◆ WHAT TO WORK ON ◆
Count the lines below that contain the word "Jahren" and give only the number.

-------- SUPPLIED RECORDS --------

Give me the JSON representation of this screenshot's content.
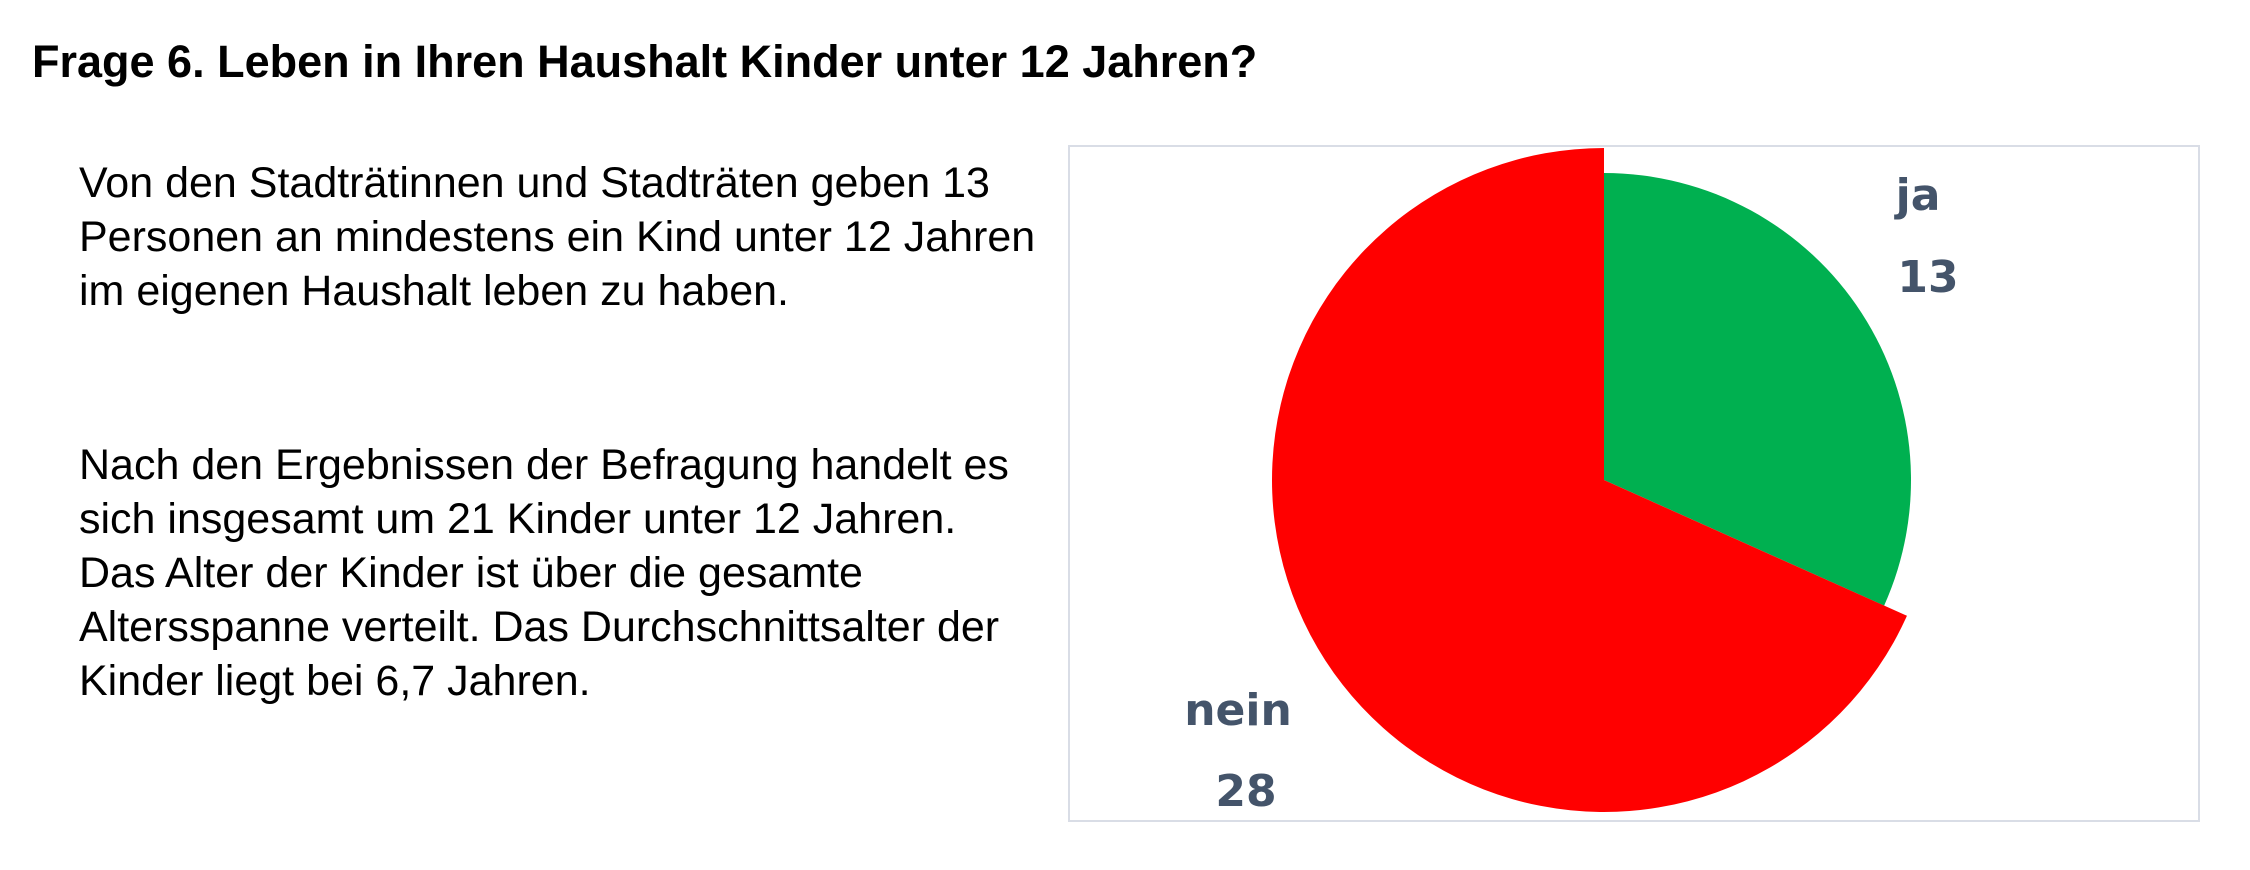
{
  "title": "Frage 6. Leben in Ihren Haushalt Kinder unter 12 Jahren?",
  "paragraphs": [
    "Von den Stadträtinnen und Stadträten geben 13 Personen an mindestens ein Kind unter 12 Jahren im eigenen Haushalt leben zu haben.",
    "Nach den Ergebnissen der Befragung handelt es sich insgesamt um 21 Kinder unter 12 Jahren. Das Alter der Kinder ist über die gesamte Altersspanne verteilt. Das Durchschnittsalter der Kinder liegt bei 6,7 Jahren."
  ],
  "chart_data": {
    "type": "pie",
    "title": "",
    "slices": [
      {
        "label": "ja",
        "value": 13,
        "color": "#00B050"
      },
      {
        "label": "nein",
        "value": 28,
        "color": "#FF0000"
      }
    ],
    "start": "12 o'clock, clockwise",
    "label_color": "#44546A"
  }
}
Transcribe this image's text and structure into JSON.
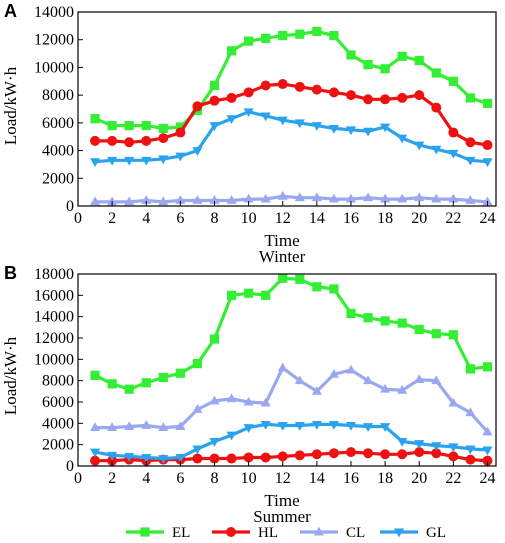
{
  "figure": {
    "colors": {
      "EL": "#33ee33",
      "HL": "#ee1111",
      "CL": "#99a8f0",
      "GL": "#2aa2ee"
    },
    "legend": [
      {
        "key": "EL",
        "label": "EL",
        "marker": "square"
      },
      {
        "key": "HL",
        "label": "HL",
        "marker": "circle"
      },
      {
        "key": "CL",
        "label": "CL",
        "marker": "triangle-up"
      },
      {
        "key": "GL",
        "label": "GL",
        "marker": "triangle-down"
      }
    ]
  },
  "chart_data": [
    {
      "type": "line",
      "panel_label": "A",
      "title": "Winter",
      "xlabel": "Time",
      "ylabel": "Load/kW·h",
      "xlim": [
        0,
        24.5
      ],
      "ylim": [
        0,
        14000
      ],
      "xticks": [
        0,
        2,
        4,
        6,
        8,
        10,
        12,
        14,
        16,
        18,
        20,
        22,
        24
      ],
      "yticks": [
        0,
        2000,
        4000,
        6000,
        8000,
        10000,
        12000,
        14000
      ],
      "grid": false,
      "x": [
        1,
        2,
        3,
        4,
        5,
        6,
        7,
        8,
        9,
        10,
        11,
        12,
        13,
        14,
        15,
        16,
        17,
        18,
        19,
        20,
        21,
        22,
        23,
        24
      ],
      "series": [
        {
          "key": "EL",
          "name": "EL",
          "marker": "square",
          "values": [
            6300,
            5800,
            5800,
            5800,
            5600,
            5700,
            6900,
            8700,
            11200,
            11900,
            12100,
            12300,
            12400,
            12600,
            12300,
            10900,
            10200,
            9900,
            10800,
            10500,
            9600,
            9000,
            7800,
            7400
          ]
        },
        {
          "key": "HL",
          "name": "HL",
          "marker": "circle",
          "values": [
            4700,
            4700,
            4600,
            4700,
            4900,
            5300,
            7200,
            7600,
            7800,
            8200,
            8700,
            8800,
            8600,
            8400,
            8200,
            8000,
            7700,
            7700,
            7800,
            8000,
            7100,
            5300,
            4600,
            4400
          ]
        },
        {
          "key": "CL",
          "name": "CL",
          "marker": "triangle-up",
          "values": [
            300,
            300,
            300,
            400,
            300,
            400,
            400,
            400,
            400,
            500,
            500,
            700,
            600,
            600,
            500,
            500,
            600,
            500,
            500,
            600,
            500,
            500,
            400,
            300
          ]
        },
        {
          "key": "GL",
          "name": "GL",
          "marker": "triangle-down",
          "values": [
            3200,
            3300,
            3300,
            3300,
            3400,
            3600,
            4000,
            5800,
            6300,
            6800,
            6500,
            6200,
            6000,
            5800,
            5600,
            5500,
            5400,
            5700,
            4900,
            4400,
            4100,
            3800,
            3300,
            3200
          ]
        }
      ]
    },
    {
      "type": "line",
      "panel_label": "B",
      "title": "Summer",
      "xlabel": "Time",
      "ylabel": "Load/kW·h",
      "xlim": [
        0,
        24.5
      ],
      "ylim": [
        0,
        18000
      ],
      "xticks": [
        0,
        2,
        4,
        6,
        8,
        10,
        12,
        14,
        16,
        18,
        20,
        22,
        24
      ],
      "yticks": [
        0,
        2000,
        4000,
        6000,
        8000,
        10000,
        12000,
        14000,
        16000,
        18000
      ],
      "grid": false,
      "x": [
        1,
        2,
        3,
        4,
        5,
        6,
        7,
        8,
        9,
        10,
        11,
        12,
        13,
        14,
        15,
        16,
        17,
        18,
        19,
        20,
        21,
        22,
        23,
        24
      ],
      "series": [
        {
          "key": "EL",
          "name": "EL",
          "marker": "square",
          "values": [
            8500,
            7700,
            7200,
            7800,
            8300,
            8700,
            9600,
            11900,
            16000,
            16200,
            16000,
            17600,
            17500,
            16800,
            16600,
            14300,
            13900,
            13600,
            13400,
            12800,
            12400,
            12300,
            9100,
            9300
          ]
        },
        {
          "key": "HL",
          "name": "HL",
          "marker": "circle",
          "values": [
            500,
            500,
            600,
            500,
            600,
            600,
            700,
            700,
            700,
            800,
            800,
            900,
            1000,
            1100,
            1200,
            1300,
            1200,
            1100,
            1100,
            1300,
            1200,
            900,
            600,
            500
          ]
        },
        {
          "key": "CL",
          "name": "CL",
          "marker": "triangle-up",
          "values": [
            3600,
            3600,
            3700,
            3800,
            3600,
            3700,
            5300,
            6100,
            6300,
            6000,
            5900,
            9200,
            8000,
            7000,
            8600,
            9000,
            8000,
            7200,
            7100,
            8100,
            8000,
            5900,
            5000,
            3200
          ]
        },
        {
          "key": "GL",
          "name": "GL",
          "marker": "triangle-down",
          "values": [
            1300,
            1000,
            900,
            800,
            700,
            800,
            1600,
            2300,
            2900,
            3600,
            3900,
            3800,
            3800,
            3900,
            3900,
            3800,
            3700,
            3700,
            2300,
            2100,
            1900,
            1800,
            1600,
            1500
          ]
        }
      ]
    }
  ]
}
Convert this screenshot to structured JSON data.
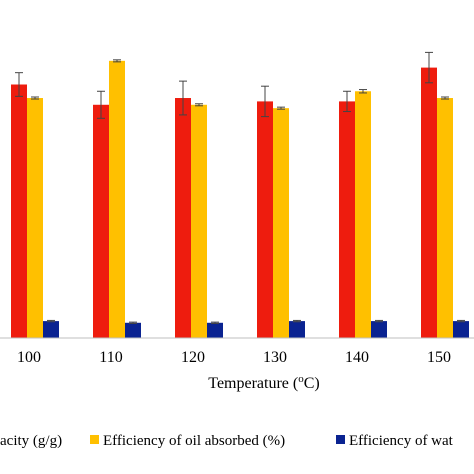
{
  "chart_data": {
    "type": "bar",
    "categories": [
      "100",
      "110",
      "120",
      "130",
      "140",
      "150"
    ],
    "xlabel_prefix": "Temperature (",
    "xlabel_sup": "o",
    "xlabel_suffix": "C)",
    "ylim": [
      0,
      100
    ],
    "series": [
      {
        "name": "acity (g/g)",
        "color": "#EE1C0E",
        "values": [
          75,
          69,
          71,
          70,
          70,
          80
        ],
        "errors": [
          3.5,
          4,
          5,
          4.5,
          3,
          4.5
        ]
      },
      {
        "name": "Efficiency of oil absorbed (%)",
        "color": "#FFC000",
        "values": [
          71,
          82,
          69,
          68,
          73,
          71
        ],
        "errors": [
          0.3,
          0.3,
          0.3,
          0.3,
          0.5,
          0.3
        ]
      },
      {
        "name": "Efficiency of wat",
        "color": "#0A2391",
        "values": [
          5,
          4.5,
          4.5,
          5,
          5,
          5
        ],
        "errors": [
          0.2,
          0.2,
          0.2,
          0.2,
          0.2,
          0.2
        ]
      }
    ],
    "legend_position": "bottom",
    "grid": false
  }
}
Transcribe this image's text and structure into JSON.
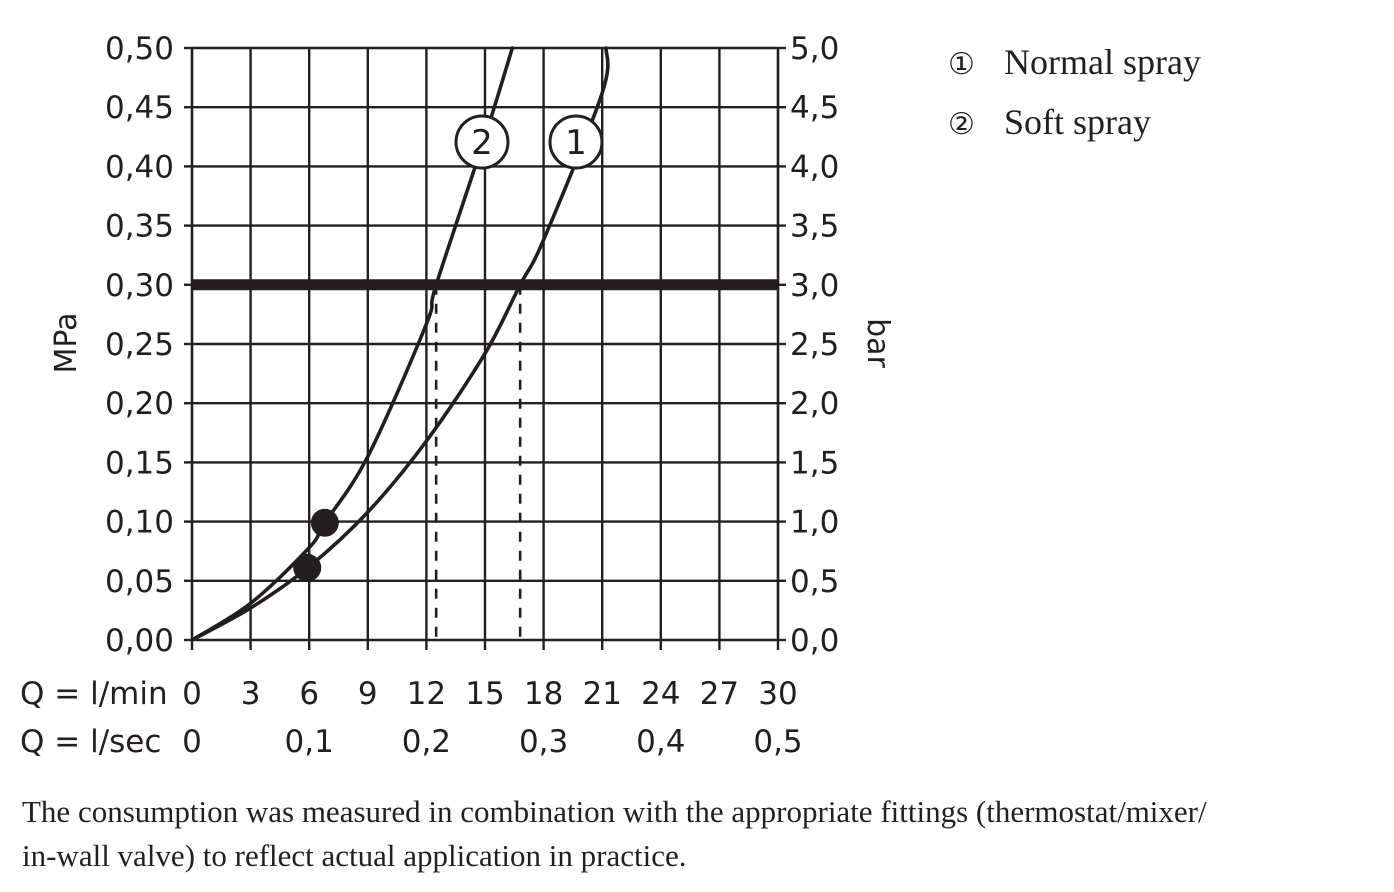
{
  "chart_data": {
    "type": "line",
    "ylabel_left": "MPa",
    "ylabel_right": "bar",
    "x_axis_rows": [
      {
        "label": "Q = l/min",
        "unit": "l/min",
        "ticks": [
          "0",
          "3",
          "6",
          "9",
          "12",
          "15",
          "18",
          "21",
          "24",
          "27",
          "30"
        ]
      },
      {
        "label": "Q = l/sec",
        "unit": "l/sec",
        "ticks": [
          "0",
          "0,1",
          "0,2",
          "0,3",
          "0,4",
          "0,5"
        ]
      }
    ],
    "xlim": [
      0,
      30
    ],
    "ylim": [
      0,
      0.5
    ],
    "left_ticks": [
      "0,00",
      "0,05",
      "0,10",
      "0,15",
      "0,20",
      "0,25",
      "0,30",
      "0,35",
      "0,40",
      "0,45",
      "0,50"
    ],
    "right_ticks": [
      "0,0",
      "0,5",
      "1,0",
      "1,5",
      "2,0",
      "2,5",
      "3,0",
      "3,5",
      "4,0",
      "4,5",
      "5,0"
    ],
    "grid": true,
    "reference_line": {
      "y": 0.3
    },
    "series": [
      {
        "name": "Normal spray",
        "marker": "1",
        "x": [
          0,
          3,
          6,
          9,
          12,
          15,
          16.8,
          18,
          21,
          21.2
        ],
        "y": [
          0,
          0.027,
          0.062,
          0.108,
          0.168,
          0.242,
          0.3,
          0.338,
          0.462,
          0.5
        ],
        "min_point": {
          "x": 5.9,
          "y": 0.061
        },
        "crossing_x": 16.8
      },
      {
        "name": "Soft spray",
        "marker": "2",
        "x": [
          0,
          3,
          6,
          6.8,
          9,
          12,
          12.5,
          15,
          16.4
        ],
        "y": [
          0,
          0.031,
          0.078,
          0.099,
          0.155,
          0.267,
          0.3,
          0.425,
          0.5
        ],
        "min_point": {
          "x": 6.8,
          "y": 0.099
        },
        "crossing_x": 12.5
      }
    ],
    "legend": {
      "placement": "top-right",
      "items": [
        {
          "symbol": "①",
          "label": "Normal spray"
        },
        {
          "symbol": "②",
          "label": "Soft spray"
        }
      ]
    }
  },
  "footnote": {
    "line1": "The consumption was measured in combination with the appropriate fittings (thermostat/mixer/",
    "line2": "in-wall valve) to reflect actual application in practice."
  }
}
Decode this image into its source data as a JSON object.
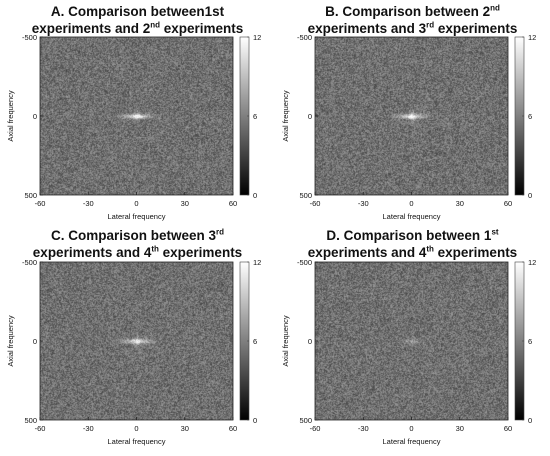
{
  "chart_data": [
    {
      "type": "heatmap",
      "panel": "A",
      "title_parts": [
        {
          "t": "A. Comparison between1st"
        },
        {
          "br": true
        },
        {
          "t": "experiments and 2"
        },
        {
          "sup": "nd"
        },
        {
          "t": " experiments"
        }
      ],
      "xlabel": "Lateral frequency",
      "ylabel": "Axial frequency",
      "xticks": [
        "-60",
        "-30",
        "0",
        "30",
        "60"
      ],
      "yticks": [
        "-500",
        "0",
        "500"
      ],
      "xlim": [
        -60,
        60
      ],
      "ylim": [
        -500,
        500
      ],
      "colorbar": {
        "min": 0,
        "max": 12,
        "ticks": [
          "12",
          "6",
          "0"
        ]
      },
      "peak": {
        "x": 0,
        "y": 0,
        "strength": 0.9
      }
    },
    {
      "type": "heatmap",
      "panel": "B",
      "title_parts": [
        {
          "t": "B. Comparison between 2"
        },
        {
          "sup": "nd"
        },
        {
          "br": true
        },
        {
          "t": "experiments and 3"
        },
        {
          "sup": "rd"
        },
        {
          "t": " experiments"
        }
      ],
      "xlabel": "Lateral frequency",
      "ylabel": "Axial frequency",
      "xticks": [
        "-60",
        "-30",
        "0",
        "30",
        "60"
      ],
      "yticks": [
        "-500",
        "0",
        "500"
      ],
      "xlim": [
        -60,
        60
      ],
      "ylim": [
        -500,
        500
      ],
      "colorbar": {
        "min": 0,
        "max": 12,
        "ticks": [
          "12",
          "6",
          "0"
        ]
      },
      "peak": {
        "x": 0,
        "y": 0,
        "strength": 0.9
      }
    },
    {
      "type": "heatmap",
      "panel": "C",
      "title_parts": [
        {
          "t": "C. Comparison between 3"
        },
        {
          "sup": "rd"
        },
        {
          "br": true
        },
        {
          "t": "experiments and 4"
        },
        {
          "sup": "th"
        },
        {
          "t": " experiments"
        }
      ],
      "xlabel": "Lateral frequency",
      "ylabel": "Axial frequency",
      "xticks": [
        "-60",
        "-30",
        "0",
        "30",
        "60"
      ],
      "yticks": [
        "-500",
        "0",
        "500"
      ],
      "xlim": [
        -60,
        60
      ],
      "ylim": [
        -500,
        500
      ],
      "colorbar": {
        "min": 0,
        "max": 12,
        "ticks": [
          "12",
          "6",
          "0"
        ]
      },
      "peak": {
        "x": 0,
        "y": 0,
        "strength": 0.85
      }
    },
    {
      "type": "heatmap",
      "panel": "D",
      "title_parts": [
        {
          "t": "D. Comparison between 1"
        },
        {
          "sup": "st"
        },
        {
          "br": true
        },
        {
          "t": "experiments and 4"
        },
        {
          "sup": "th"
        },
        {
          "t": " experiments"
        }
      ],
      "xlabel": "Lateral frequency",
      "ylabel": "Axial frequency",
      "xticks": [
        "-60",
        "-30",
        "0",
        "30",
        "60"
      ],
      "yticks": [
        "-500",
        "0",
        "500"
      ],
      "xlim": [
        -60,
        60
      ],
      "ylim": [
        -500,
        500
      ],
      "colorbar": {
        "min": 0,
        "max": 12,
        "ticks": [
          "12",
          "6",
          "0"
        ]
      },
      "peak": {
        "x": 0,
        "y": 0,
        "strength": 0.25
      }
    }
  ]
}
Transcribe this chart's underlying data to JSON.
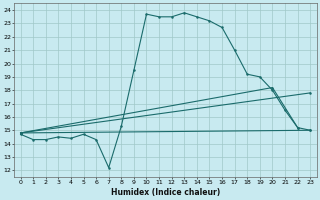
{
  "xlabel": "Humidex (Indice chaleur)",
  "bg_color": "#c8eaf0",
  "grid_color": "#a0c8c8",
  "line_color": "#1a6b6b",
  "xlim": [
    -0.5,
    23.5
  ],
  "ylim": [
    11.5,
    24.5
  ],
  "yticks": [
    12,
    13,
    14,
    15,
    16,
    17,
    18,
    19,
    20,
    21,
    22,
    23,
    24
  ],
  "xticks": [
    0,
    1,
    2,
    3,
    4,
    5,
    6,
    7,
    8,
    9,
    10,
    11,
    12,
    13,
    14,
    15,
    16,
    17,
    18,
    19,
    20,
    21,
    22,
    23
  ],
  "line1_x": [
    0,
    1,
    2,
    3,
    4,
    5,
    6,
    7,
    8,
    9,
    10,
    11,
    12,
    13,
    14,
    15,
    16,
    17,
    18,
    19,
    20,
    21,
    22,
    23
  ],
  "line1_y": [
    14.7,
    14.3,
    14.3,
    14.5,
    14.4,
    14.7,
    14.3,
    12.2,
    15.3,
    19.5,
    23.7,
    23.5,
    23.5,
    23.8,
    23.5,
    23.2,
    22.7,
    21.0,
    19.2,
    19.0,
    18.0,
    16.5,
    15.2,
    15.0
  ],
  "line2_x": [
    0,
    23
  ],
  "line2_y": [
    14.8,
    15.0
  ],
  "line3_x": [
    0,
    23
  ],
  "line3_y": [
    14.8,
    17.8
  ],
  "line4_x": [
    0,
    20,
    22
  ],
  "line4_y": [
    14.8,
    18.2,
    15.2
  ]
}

--------

◆ TASK SOLUTION ◆
3